> **Instructions to follow**:
Keep the pictures out of the copy and repeat the records exactly.

____ Given data

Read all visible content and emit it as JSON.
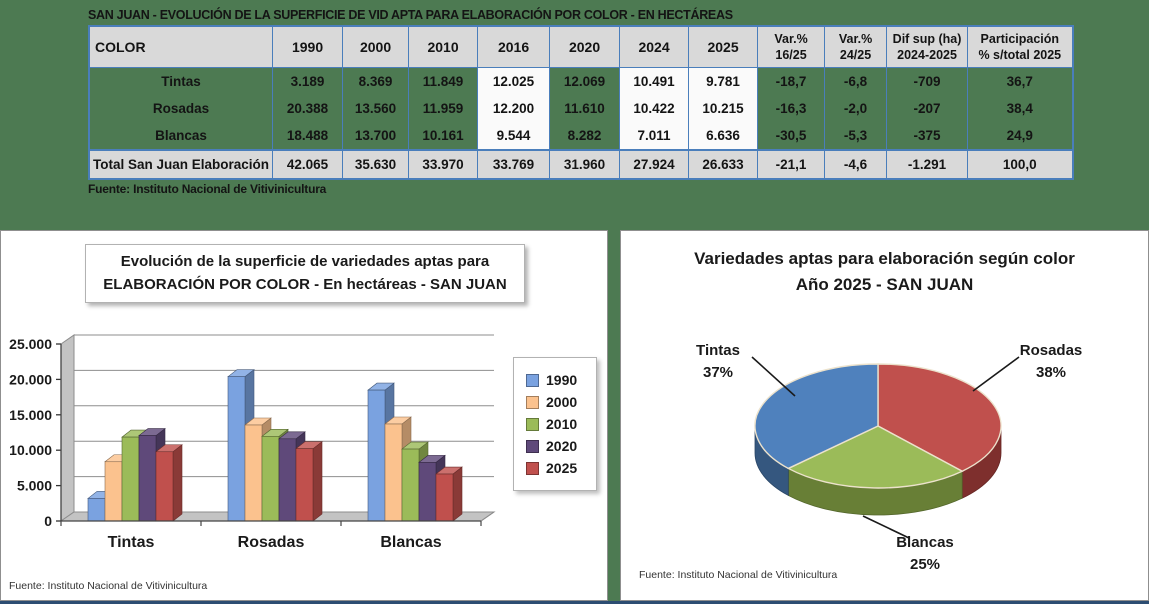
{
  "page": {
    "background": "#4d7a52",
    "bottom_bar_color": "#2c4d72",
    "table_border_color": "#4a7ebb",
    "negative_color": "#ea0000"
  },
  "table": {
    "title": "SAN JUAN - EVOLUCIÓN DE LA SUPERFICIE DE VID APTA PARA ELABORACIÓN POR COLOR - EN HECTÁREAS",
    "columns": [
      "COLOR",
      "1990",
      "2000",
      "2010",
      "2016",
      "2020",
      "2024",
      "2025",
      "Var.%\n16/25",
      "Var.%\n24/25",
      "Dif sup (ha)\n2024-2025",
      "Participación\n% s/total 2025"
    ],
    "highlight_value_indexes": [
      3,
      5,
      6
    ],
    "rows": [
      {
        "label": "Tintas",
        "values": [
          "3.189",
          "8.369",
          "11.849",
          "12.025",
          "12.069",
          "10.491",
          "9.781",
          "-18,7",
          "-6,8",
          "-709",
          "36,7"
        ]
      },
      {
        "label": "Rosadas",
        "values": [
          "20.388",
          "13.560",
          "11.959",
          "12.200",
          "11.610",
          "10.422",
          "10.215",
          "-16,3",
          "-2,0",
          "-207",
          "38,4"
        ]
      },
      {
        "label": "Blancas",
        "values": [
          "18.488",
          "13.700",
          "10.161",
          "9.544",
          "8.282",
          "7.011",
          "6.636",
          "-30,5",
          "-5,3",
          "-375",
          "24,9"
        ]
      }
    ],
    "total_row": {
      "label": "Total San Juan Elaboración",
      "values": [
        "42.065",
        "35.630",
        "33.970",
        "33.769",
        "31.960",
        "27.924",
        "26.633",
        "-21,1",
        "-4,6",
        "-1.291",
        "100,0"
      ]
    },
    "source": "Fuente: Instituto Nacional de Vitivinicultura"
  },
  "chart_data": [
    {
      "type": "bar",
      "title": "Evolución de la superficie de variedades aptas para ELABORACIÓN POR COLOR - En hectáreas - SAN JUAN",
      "title_lines": [
        "Evolución de la superficie de variedades aptas para",
        "ELABORACIÓN POR COLOR - En hectáreas - SAN JUAN"
      ],
      "categories": [
        "Tintas",
        "Rosadas",
        "Blancas"
      ],
      "series": [
        {
          "name": "1990",
          "color": "#7aa2e0",
          "values": [
            3189,
            20388,
            18488
          ]
        },
        {
          "name": "2000",
          "color": "#fbc28e",
          "values": [
            8369,
            13560,
            13700
          ]
        },
        {
          "name": "2010",
          "color": "#9bbb59",
          "values": [
            11849,
            11959,
            10161
          ]
        },
        {
          "name": "2020",
          "color": "#5f497a",
          "values": [
            12069,
            11610,
            8282
          ]
        },
        {
          "name": "2025",
          "color": "#c0504d",
          "values": [
            9781,
            10215,
            6636
          ]
        }
      ],
      "ylim": [
        0,
        25000
      ],
      "ytick_step": 5000,
      "ytick_labels": [
        "0",
        "5.000",
        "10.000",
        "15.000",
        "20.000",
        "25.000"
      ],
      "grid": true,
      "legend_position": "right",
      "source": "Fuente: Instituto Nacional de Vitivinicultura"
    },
    {
      "type": "pie",
      "title": "Variedades aptas para elaboración según color Año 2025 - SAN JUAN",
      "title_lines": [
        "Variedades aptas para elaboración según color",
        "Año 2025 - SAN JUAN"
      ],
      "slices": [
        {
          "label": "Rosadas",
          "pct": 38,
          "pct_label": "38%",
          "color": "#c0504d",
          "dark": "#7e2f2d"
        },
        {
          "label": "Blancas",
          "pct": 25,
          "pct_label": "25%",
          "color": "#9bbb59",
          "dark": "#687f36"
        },
        {
          "label": "Tintas",
          "pct": 37,
          "pct_label": "37%",
          "color": "#4f81bd",
          "dark": "#35577f"
        }
      ],
      "start_angle_deg": -90,
      "direction": "clockwise",
      "source": "Fuente: Instituto Nacional de Vitivinicultura"
    }
  ]
}
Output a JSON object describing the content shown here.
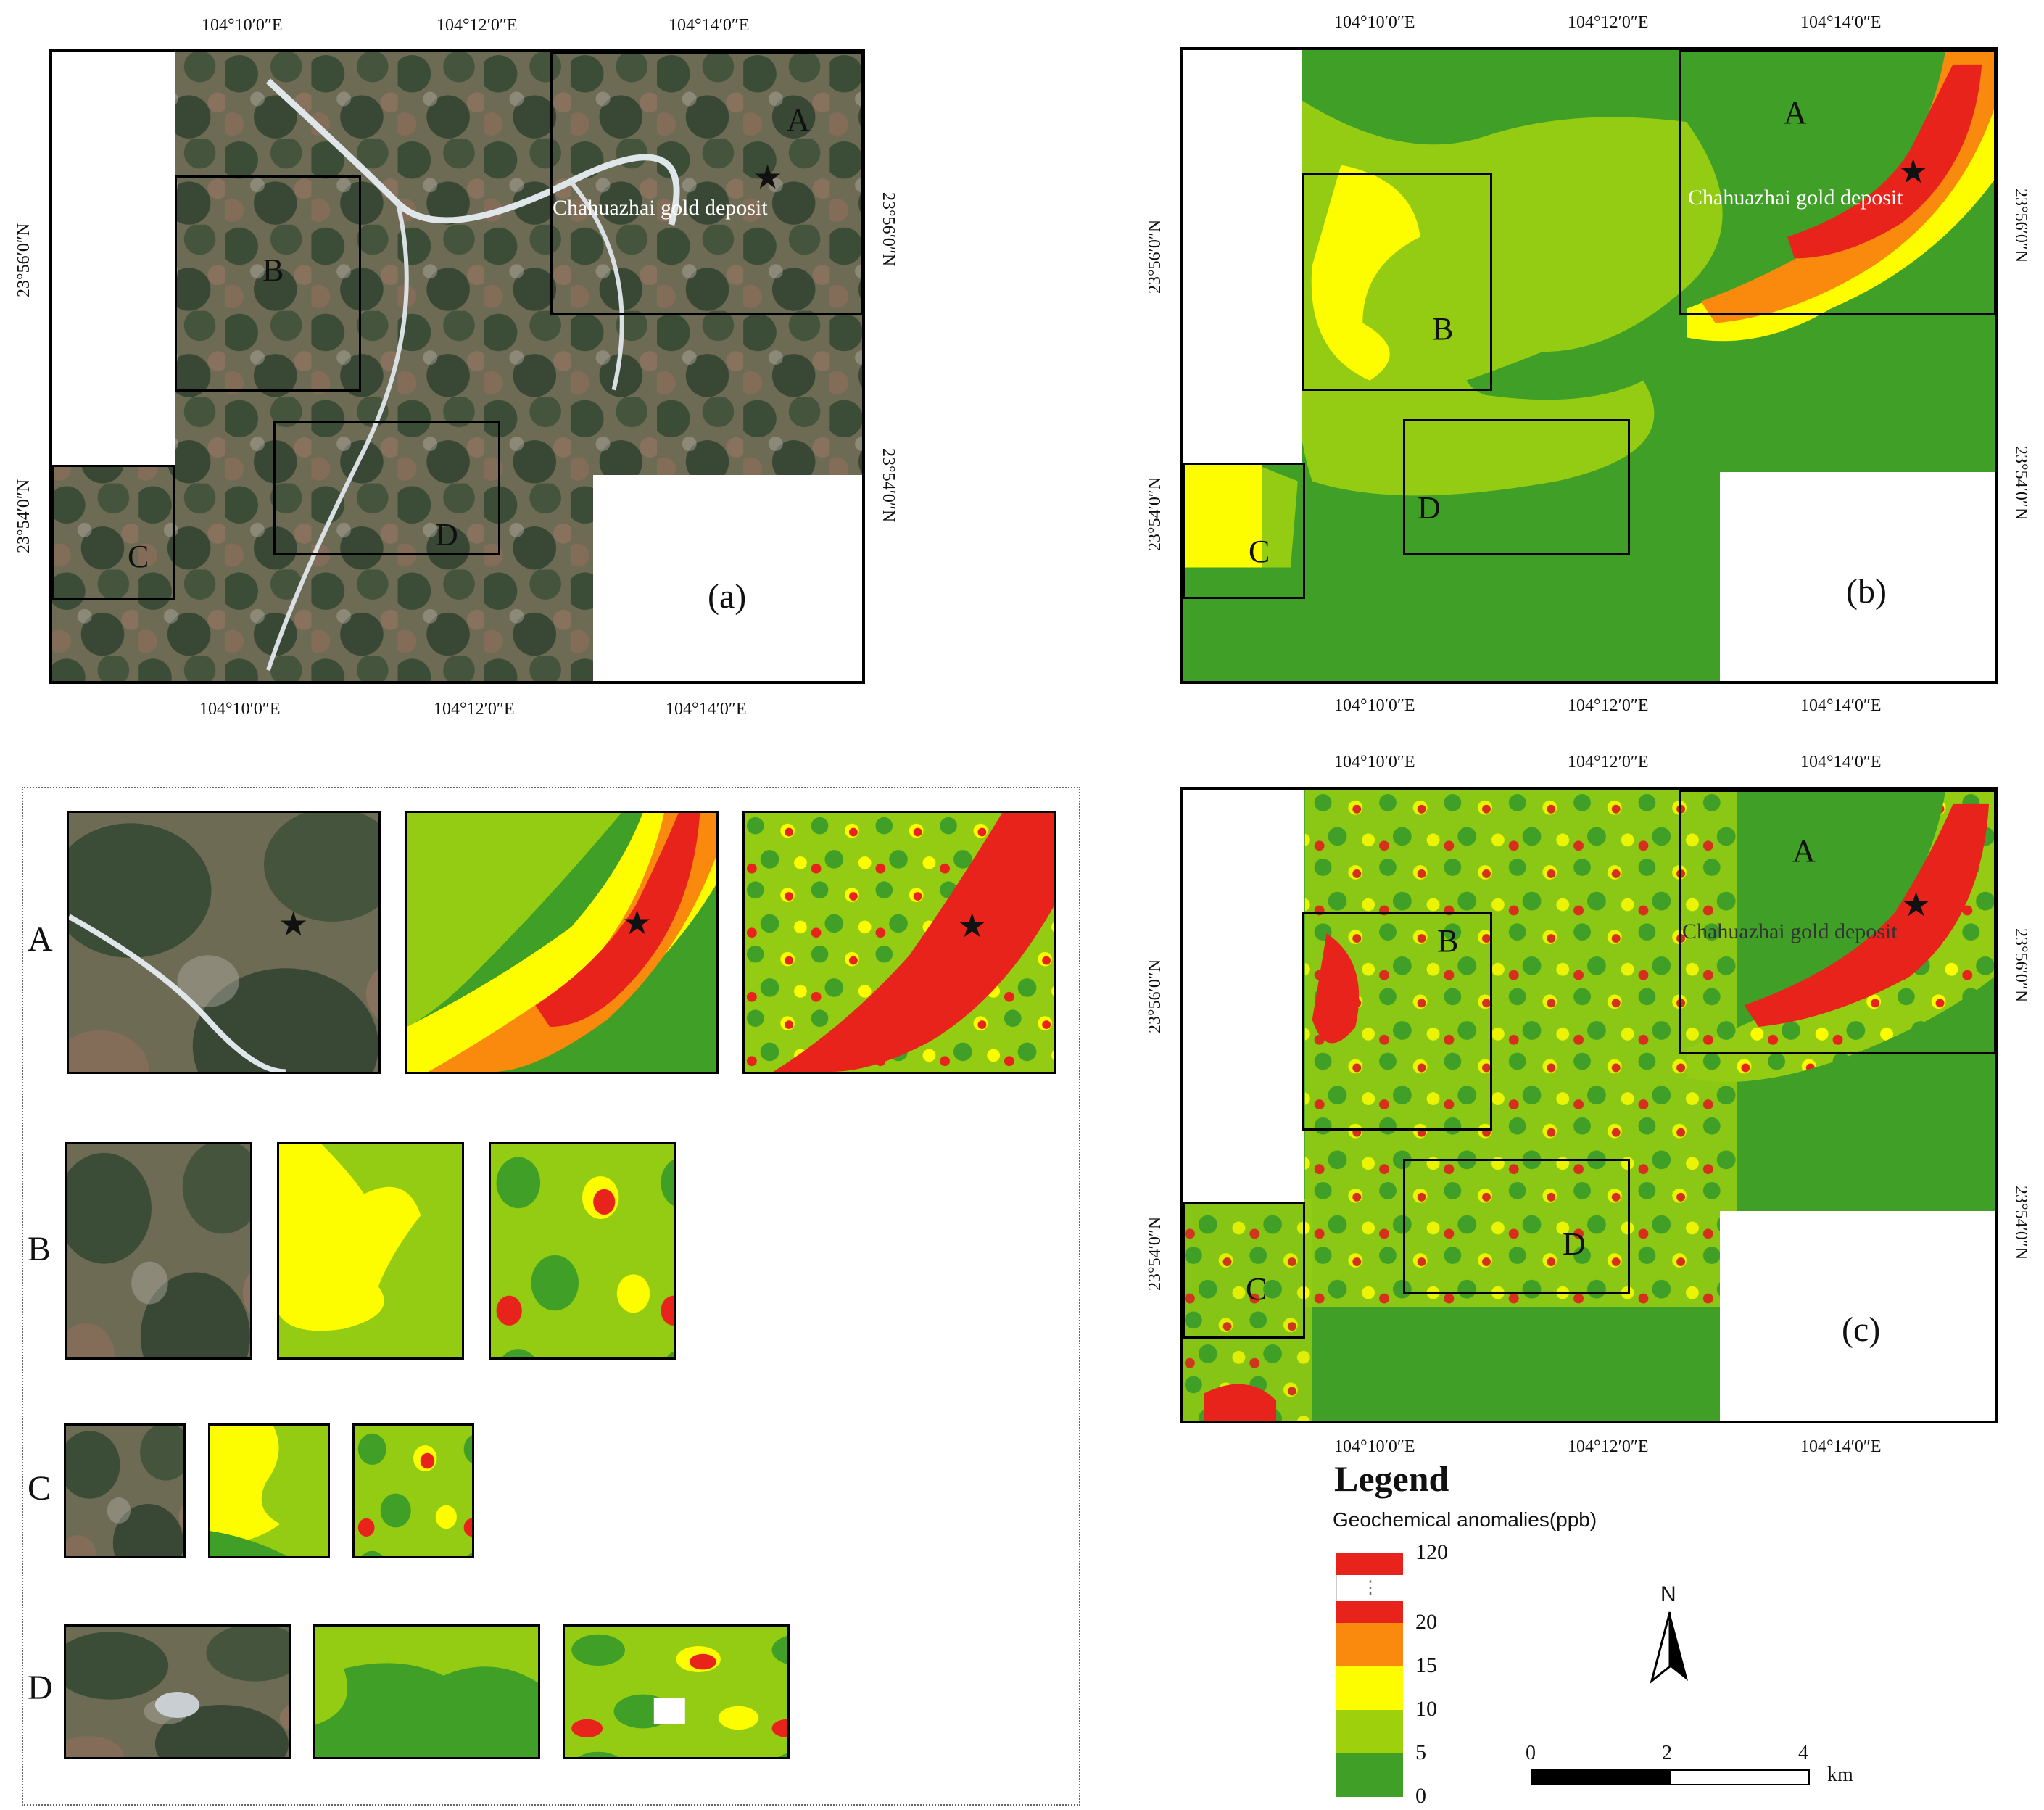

________

> **The answer**:
Read all visible content and emit it as JSON.
{
  "page": {
    "background": "#4d7a52",
    "bottom_bar_color": "#2c4d72",
    "table_border_color": "#4a7ebb",
    "negative_color": "#ea0000"
  },
  "table": {
    "title": "SAN JUAN - EVOLUCIÓN DE LA SUPERFICIE DE VID APTA PARA ELABORACIÓN POR COLOR - EN HECTÁREAS",
    "columns": [
      "COLOR",
      "1990",
      "2000",
      "2010",
      "2016",
      "2020",
      "2024",
      "2025",
      "Var.%\n16/25",
      "Var.%\n24/25",
      "Dif sup (ha)\n2024-2025",
      "Participación\n% s/total 2025"
    ],
    "highlight_value_indexes": [
      3,
      5,
      6
    ],
    "rows": [
      {
        "label": "Tintas",
        "values": [
          "3.189",
          "8.369",
          "11.849",
          "12.025",
          "12.069",
          "10.491",
          "9.781",
          "-18,7",
          "-6,8",
          "-709",
          "36,7"
        ]
      },
      {
        "label": "Rosadas",
        "values": [
          "20.388",
          "13.560",
          "11.959",
          "12.200",
          "11.610",
          "10.422",
          "10.215",
          "-16,3",
          "-2,0",
          "-207",
          "38,4"
        ]
      },
      {
        "label": "Blancas",
        "values": [
          "18.488",
          "13.700",
          "10.161",
          "9.544",
          "8.282",
          "7.011",
          "6.636",
          "-30,5",
          "-5,3",
          "-375",
          "24,9"
        ]
      }
    ],
    "total_row": {
      "label": "Total San Juan Elaboración",
      "values": [
        "42.065",
        "35.630",
        "33.970",
        "33.769",
        "31.960",
        "27.924",
        "26.633",
        "-21,1",
        "-4,6",
        "-1.291",
        "100,0"
      ]
    },
    "source": "Fuente: Instituto Nacional de Vitivinicultura"
  },
  "chart_data": [
    {
      "type": "bar",
      "title": "Evolución de la superficie de variedades aptas para ELABORACIÓN POR COLOR - En hectáreas - SAN JUAN",
      "title_lines": [
        "Evolución de la superficie de variedades aptas para",
        "ELABORACIÓN POR COLOR - En hectáreas - SAN JUAN"
      ],
      "categories": [
        "Tintas",
        "Rosadas",
        "Blancas"
      ],
      "series": [
        {
          "name": "1990",
          "color": "#7aa2e0",
          "values": [
            3189,
            20388,
            18488
          ]
        },
        {
          "name": "2000",
          "color": "#fbc28e",
          "values": [
            8369,
            13560,
            13700
          ]
        },
        {
          "name": "2010",
          "color": "#9bbb59",
          "values": [
            11849,
            11959,
            10161
          ]
        },
        {
          "name": "2020",
          "color": "#5f497a",
          "values": [
            12069,
            11610,
            8282
          ]
        },
        {
          "name": "2025",
          "color": "#c0504d",
          "values": [
            9781,
            10215,
            6636
          ]
        }
      ],
      "ylim": [
        0,
        25000
      ],
      "ytick_step": 5000,
      "ytick_labels": [
        "0",
        "5.000",
        "10.000",
        "15.000",
        "20.000",
        "25.000"
      ],
      "grid": true,
      "legend_position": "right",
      "source": "Fuente: Instituto Nacional de Vitivinicultura"
    },
    {
      "type": "pie",
      "title": "Variedades aptas para elaboración según color Año 2025 - SAN JUAN",
      "title_lines": [
        "Variedades aptas para elaboración según color",
        "Año 2025 - SAN JUAN"
      ],
      "slices": [
        {
          "label": "Rosadas",
          "pct": 38,
          "pct_label": "38%",
          "color": "#c0504d",
          "dark": "#7e2f2d"
        },
        {
          "label": "Blancas",
          "pct": 25,
          "pct_label": "25%",
          "color": "#9bbb59",
          "dark": "#687f36"
        },
        {
          "label": "Tintas",
          "pct": 37,
          "pct_label": "37%",
          "color": "#4f81bd",
          "dark": "#35577f"
        }
      ],
      "start_angle_deg": -90,
      "direction": "clockwise",
      "source": "Fuente: Instituto Nacional de Vitivinicultura"
    }
  ]
}
Output a JSON object describing the content shown here.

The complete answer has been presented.